Who should use it Model-format parsers, kernel authors, tensor inspectors, and tests that need shared storage and quantization semantics.

Execution status Tensor descriptors, layouts, GGML storage traits, quantized block metadata, and reference vector operations are represented in the supplied source.

Install

.NET CLI

dotnet add package UAIX.LmRuntime.Tensors

Project file

<PackageReference Include="UAIX.LmRuntime.Tensors" />

Version policy: The documentation deliberately omits UAIX.LmRuntime package version numbers. Resolve and pin versions through your normal dependency-management and lock-file process.

Direct package dependencies

None within the UAIX.LmRuntime package family.

Package role and boundaries

Required For tensor layout and storage metadata

You need TensorShape, TensorDataType, GgmlTensorType, ITensor, or shared byte-length calculations.
You are validating GGML/GGUF quantized block layouts.
You need small reference Dot or RmsNorm operations for correctness tests.

Boundary

Owning model-file lifetime, tokenization, sampling, or LLaMA execution.
Assuming that a storage type is executable merely because its traits are represented.

Logical shape

TensorShape keeps dimensions and checked element-count semantics separate from any particular allocation or model file.

Storage traits

TensorTypeTraitsCatalog maps GGML storage identifiers to block element counts, block byte counts, logical data types, and quantization status.

Reference math

VectorMath supplies small, legible operations useful for validation and parity checks; optimized model execution belongs in the kernel package.

Key types

These are the main public entry points. The generated reference below includes the documented public package surface.

TensorShape GgmlTensorType TensorDataType TensorTypeTraits TensorTypeTraitsCatalog QuantizedBlockTraits ITensor VectorMath

Coding examples

Examples use the documented public package surface. Paths, identities, runtime identifiers, device evidence, and application policy remain host inputs.

▶ _Extracted material_:
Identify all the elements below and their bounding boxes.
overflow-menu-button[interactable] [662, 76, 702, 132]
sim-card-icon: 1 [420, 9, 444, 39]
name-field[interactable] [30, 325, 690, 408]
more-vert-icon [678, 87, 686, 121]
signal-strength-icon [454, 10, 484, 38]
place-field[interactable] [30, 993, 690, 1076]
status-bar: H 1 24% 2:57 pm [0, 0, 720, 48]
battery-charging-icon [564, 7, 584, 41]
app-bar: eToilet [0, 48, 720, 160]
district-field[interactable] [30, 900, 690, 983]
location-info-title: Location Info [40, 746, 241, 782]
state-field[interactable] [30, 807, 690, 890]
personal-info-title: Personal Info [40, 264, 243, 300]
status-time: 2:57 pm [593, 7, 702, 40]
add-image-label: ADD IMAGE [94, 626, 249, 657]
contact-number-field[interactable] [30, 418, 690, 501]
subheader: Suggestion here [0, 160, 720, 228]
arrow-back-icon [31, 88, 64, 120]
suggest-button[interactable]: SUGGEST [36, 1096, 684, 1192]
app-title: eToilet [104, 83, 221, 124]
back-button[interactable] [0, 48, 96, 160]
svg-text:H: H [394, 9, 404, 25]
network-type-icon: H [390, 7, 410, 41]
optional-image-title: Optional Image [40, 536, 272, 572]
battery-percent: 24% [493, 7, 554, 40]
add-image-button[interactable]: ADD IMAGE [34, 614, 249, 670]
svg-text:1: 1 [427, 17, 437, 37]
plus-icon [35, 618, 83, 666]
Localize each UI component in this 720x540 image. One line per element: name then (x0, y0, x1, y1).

...

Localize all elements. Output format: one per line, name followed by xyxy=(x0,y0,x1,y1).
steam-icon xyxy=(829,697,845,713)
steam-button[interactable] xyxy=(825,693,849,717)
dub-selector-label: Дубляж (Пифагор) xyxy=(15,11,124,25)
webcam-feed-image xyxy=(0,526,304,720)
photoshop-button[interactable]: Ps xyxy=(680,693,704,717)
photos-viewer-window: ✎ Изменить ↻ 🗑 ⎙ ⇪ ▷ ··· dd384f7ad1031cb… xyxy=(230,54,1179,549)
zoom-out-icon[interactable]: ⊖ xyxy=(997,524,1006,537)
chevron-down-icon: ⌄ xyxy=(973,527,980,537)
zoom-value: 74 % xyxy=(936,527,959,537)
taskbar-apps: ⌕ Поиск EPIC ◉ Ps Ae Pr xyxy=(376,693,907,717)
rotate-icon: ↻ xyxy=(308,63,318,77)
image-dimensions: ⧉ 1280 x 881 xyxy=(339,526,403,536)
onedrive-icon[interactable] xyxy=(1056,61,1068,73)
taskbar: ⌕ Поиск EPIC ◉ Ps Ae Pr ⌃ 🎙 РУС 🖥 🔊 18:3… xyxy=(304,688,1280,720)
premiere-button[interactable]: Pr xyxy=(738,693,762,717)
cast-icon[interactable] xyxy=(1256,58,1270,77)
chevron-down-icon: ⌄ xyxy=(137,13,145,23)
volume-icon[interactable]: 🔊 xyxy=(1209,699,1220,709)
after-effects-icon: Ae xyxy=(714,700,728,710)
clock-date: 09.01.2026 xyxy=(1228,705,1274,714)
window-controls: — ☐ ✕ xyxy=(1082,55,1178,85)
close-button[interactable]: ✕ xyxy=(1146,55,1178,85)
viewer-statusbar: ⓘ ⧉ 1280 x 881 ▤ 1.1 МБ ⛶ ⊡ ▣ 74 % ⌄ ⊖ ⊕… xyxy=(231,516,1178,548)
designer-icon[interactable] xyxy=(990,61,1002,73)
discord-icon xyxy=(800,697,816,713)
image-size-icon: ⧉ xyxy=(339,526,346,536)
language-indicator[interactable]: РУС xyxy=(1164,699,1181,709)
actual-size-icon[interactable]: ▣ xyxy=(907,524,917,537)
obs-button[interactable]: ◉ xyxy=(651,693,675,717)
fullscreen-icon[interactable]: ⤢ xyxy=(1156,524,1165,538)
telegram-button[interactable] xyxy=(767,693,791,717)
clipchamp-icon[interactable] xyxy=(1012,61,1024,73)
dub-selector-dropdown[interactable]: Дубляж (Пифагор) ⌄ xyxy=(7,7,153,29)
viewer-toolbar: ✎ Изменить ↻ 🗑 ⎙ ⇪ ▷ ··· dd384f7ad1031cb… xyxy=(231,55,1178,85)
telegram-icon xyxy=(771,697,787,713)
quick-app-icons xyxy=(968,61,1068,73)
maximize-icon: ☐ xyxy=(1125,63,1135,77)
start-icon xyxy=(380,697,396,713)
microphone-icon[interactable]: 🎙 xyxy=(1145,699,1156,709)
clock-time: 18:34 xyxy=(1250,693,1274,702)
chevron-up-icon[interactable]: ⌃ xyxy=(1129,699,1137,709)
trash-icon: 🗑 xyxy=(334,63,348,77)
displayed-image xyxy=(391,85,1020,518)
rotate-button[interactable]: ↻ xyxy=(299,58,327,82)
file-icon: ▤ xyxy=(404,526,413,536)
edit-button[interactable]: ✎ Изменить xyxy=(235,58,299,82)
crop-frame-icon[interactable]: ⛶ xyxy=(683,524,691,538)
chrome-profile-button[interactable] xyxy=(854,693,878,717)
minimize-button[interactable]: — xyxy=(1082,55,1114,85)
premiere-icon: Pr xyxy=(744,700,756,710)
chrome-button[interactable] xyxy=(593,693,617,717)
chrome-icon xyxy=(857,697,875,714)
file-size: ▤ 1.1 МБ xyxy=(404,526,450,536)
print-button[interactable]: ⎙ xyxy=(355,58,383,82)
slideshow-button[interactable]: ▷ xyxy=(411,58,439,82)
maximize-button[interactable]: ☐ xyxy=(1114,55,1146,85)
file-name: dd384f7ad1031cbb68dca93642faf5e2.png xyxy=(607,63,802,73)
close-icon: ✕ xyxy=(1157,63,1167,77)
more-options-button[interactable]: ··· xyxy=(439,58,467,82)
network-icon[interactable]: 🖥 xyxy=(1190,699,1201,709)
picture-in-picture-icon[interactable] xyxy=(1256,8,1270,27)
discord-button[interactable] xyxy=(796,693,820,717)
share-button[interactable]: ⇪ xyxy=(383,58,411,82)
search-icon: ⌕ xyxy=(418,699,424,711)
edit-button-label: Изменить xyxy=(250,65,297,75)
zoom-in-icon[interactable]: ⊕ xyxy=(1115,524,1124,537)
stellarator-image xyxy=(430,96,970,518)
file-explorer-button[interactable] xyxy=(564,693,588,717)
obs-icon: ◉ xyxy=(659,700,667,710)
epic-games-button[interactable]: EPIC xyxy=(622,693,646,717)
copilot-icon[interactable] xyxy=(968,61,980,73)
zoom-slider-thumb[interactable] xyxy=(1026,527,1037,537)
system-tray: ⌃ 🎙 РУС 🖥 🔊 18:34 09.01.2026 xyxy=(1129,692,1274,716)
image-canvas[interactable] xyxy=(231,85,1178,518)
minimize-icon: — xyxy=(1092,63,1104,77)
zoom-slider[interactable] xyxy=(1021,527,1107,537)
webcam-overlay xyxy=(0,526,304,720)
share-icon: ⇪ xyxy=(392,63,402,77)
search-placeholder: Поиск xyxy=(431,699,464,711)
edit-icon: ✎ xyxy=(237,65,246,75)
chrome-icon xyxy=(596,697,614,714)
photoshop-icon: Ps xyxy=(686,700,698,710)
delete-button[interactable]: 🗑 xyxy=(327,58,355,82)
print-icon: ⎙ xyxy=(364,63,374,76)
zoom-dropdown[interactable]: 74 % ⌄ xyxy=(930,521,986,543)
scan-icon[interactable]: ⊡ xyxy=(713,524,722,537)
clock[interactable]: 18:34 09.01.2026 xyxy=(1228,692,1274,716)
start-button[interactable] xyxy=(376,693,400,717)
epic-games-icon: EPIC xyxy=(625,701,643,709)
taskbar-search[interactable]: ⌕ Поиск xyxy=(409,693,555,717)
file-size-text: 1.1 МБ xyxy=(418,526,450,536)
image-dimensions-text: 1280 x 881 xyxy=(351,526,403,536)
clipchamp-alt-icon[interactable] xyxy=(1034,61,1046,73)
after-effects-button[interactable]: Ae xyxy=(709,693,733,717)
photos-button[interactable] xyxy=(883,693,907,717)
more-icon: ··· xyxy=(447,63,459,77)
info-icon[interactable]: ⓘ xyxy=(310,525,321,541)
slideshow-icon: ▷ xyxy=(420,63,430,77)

▶ _What is asked_: Copy, word for word, the part of the tensor package page that opens with the words containing "Coding examples" and closes with "remain host inputs.". The records come from a different source than the tensor package page.

▶ _Written response_:
Coding examples

Examples use the documented public package surface. Paths, identities, runtime identifiers, device evidence, and application policy remain host inputs.